STATED TASK: Copy every record below exactly.

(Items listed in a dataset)
┄┄┄┄┄┄┄┄┄┄┄┄┄┄┄┄┄┄┄┄

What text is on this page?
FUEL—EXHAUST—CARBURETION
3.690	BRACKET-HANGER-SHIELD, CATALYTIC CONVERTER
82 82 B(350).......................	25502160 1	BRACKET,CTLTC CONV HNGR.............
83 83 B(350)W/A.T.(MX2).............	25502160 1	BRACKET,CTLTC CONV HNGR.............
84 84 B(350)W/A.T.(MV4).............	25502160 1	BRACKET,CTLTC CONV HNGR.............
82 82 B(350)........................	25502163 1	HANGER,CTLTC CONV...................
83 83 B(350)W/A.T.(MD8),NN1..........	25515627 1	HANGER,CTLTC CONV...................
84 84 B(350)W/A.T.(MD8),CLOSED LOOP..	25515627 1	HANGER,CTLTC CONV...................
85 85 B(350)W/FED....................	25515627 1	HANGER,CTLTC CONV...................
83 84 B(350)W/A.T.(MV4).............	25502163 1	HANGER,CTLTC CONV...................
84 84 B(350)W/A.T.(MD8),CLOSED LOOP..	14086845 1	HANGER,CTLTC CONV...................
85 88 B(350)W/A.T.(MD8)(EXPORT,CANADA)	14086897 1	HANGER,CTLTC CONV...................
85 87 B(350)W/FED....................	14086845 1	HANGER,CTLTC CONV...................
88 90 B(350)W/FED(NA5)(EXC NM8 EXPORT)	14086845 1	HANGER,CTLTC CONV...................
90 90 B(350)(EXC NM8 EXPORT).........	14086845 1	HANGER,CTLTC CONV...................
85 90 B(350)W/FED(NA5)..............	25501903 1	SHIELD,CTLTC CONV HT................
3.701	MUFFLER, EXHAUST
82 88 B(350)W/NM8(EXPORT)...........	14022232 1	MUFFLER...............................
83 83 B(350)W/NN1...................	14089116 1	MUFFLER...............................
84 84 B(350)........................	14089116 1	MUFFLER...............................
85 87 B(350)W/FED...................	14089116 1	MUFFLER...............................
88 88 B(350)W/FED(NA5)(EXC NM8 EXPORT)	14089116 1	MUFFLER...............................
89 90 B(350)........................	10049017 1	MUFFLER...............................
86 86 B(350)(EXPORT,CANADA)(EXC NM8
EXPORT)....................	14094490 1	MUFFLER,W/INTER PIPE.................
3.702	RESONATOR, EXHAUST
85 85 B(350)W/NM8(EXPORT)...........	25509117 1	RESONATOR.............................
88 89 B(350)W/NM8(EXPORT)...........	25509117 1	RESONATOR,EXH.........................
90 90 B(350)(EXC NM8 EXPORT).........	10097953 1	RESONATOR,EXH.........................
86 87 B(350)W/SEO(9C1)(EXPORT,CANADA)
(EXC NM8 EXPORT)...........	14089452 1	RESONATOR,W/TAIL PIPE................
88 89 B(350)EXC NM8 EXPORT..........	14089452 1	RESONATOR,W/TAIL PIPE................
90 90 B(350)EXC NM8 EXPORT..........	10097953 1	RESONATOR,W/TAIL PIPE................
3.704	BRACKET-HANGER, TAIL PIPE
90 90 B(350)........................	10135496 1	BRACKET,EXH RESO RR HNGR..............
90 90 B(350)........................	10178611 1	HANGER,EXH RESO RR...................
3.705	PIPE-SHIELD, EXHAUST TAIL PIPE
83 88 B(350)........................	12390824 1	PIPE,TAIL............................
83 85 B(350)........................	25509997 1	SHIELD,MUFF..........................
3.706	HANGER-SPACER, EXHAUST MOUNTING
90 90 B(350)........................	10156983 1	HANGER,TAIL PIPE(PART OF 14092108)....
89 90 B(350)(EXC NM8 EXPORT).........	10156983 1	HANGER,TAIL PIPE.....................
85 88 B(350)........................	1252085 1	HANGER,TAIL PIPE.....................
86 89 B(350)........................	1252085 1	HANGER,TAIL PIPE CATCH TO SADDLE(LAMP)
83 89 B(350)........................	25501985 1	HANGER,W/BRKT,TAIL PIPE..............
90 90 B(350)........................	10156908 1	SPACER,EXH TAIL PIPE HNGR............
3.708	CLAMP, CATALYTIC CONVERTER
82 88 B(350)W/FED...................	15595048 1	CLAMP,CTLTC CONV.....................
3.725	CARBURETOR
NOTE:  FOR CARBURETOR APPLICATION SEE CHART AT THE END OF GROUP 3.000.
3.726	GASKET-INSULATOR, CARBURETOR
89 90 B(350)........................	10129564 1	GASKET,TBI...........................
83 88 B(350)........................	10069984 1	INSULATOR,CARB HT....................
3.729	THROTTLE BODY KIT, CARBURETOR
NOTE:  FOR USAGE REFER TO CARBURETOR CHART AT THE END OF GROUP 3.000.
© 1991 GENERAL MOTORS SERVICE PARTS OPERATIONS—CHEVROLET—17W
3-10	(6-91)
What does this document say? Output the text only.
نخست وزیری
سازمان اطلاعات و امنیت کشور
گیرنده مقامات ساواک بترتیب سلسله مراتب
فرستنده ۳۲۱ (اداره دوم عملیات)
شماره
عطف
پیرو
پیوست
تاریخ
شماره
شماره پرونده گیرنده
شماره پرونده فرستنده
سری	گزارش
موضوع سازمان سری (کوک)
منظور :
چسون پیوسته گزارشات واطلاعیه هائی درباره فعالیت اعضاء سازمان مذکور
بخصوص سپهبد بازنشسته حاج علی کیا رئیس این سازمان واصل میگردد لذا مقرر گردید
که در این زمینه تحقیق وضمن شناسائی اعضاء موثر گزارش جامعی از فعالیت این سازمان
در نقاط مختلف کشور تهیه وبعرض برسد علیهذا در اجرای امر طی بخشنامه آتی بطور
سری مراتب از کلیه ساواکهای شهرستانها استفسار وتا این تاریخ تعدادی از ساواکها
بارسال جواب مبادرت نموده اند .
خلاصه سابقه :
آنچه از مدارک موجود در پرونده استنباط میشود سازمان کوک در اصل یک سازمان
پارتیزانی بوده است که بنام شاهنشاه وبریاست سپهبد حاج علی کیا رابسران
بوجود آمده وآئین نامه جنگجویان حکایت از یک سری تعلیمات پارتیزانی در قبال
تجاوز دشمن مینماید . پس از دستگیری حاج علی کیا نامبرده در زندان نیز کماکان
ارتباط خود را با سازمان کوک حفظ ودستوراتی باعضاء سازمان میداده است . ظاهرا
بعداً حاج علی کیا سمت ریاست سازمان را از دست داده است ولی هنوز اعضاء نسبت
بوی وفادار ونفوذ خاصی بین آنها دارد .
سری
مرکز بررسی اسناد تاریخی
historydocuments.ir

┄┄┄┄┄┄┄┄┄┄┄┄┄┄┄┄┄┄┄┄

CORRECT ANSWER:
What text is on this page?
FUEL—EXHAUST—CARBURETION
3.690	BRACKET-HANGER-SHIELD, CATALYTIC CONVERTER
82 82 B(350).......................	25502160 1	BRACKET,CTLTC CONV HNGR.............
83 83 B(350)W/A.T.(MX2).............	25502160 1	BRACKET,CTLTC CONV HNGR.............
84 84 B(350)W/A.T.(MV4).............	25502160 1	BRACKET,CTLTC CONV HNGR.............
82 82 B(350)........................	25502163 1	HANGER,CTLTC CONV...................
83 83 B(350)W/A.T.(MD8),NN1..........	25515627 1	HANGER,CTLTC CONV...................
84 84 B(350)W/A.T.(MD8),CLOSED LOOP..	25515627 1	HANGER,CTLTC CONV...................
85 85 B(350)W/FED....................	25515627 1	HANGER,CTLTC CONV...................
83 84 B(350)W/A.T.(MV4).............	25502163 1	HANGER,CTLTC CONV...................
84 84 B(350)W/A.T.(MD8),CLOSED LOOP..	14086845 1	HANGER,CTLTC CONV...................
85 88 B(350)W/A.T.(MD8)(EXPORT,CANADA)	14086897 1	HANGER,CTLTC CONV...................
85 87 B(350)W/FED....................	14086845 1	HANGER,CTLTC CONV...................
88 90 B(350)W/FED(NA5)(EXC NM8 EXPORT)	14086845 1	HANGER,CTLTC CONV...................
90 90 B(350)(EXC NM8 EXPORT).........	14086845 1	HANGER,CTLTC CONV...................
85 90 B(350)W/FED(NA5)..............	25501903 1	SHIELD,CTLTC CONV HT................
3.701	MUFFLER, EXHAUST
82 88 B(350)W/NM8(EXPORT)...........	14022232 1	MUFFLER...............................
83 83 B(350)W/NN1...................	14089116 1	MUFFLER...............................
84 84 B(350)........................	14089116 1	MUFFLER...............................
85 87 B(350)W/FED...................	14089116 1	MUFFLER...............................
88 88 B(350)W/FED(NA5)(EXC NM8 EXPORT)	14089116 1	MUFFLER...............................
89 90 B(350)........................	10049017 1	MUFFLER...............................
86 86 B(350)(EXPORT,CANADA)(EXC NM8
EXPORT)....................	14094490 1	MUFFLER,W/INTER PIPE.................
3.702	RESONATOR, EXHAUST
85 85 B(350)W/NM8(EXPORT)...........	25509117 1	RESONATOR.............................
88 89 B(350)W/NM8(EXPORT)...........	25509117 1	RESONATOR,EXH.........................
90 90 B(350)(EXC NM8 EXPORT).........	10097953 1	RESONATOR,EXH.........................
86 87 B(350)W/SEO(9C1)(EXPORT,CANADA)
(EXC NM8 EXPORT)...........	14089452 1	RESONATOR,W/TAIL PIPE................
88 89 B(350)EXC NM8 EXPORT..........	14089452 1	RESONATOR,W/TAIL PIPE................
90 90 B(350)EXC NM8 EXPORT..........	10097953 1	RESONATOR,W/TAIL PIPE................
3.704	BRACKET-HANGER, TAIL PIPE
90 90 B(350)........................	10135496 1	BRACKET,EXH RESO RR HNGR..............
90 90 B(350)........................	10178611 1	HANGER,EXH RESO RR...................
3.705	PIPE-SHIELD, EXHAUST TAIL PIPE
83 88 B(350)........................	12390824 1	PIPE,TAIL............................
83 85 B(350)........................	25509997 1	SHIELD,MUFF..........................
3.706	HANGER-SPACER, EXHAUST MOUNTING
90 90 B(350)........................	10156983 1	HANGER,TAIL PIPE(PART OF 14092108)....
89 90 B(350)(EXC NM8 EXPORT).........	10156983 1	HANGER,TAIL PIPE.....................
85 88 B(350)........................	1252085 1	HANGER,TAIL PIPE.....................
86 89 B(350)........................	1252085 1	HANGER,TAIL PIPE CATCH TO SADDLE(LAMP)
83 89 B(350)........................	25501985 1	HANGER,W/BRKT,TAIL PIPE..............
90 90 B(350)........................	10156908 1	SPACER,EXH TAIL PIPE HNGR............
3.708	CLAMP, CATALYTIC CONVERTER
82 88 B(350)W/FED...................	15595048 1	CLAMP,CTLTC CONV.....................
3.725	CARBURETOR
NOTE:  FOR CARBURETOR APPLICATION SEE CHART AT THE END OF GROUP 3.000.
3.726	GASKET-INSULATOR, CARBURETOR
89 90 B(350)........................	10129564 1	GASKET,TBI...........................
83 88 B(350)........................	10069984 1	INSULATOR,CARB HT....................
3.729	THROTTLE BODY KIT, CARBURETOR
NOTE:  FOR USAGE REFER TO CARBURETOR CHART AT THE END OF GROUP 3.000.
© 1991 GENERAL MOTORS SERVICE PARTS OPERATIONS—CHEVROLET—17W
3-10	(6-91)
What does this document say? Output the text only.
نخست وزیری
سازمان اطلاعات و امنیت کشور
گیرنده مقامات ساواک بترتیب سلسله مراتب
فرستنده ۳۲۱ (اداره دوم عملیات)
شماره
عطف
پیرو
پیوست
تاریخ
شماره
شماره پرونده گیرنده
شماره پرونده فرستنده
سری	گزارش
موضوع سازمان سری (کوک)
منظور :
چسون پیوسته گزارشات واطلاعیه هائی درباره فعالیت اعضاء سازمان مذکور
بخصوص سپهبد بازنشسته حاج علی کیا رئیس این سازمان واصل میگردد لذا مقرر گردید
که در این زمینه تحقیق وضمن شناسائی اعضاء موثر گزارش جامعی از فعالیت این سازمان
در نقاط مختلف کشور تهیه وبعرض برسد علیهذا در اجرای امر طی بخشنامه آتی بطور
سری مراتب از کلیه ساواکهای شهرستانها استفسار وتا این تاریخ تعدادی از ساواکها
بارسال جواب مبادرت نموده اند .
خلاصه سابقه :
آنچه از مدارک موجود در پرونده استنباط میشود سازمان کوک در اصل یک سازمان
پارتیزانی بوده است که بنام شاهنشاه وبریاست سپهبد حاج علی کیا رابسران
بوجود آمده وآئین نامه جنگجویان حکایت از یک سری تعلیمات پارتیزانی در قبال
تجاوز دشمن مینماید . پس از دستگیری حاج علی کیا نامبرده در زندان نیز کماکان
ارتباط خود را با سازمان کوک حفظ ودستوراتی باعضاء سازمان میداده است . ظاهرا
بعداً حاج علی کیا سمت ریاست سازمان را از دست داده است ولی هنوز اعضاء نسبت
بوی وفادار ونفوذ خاصی بین آنها دارد .
سری
مرکز بررسی اسناد تاریخی
historydocuments.ir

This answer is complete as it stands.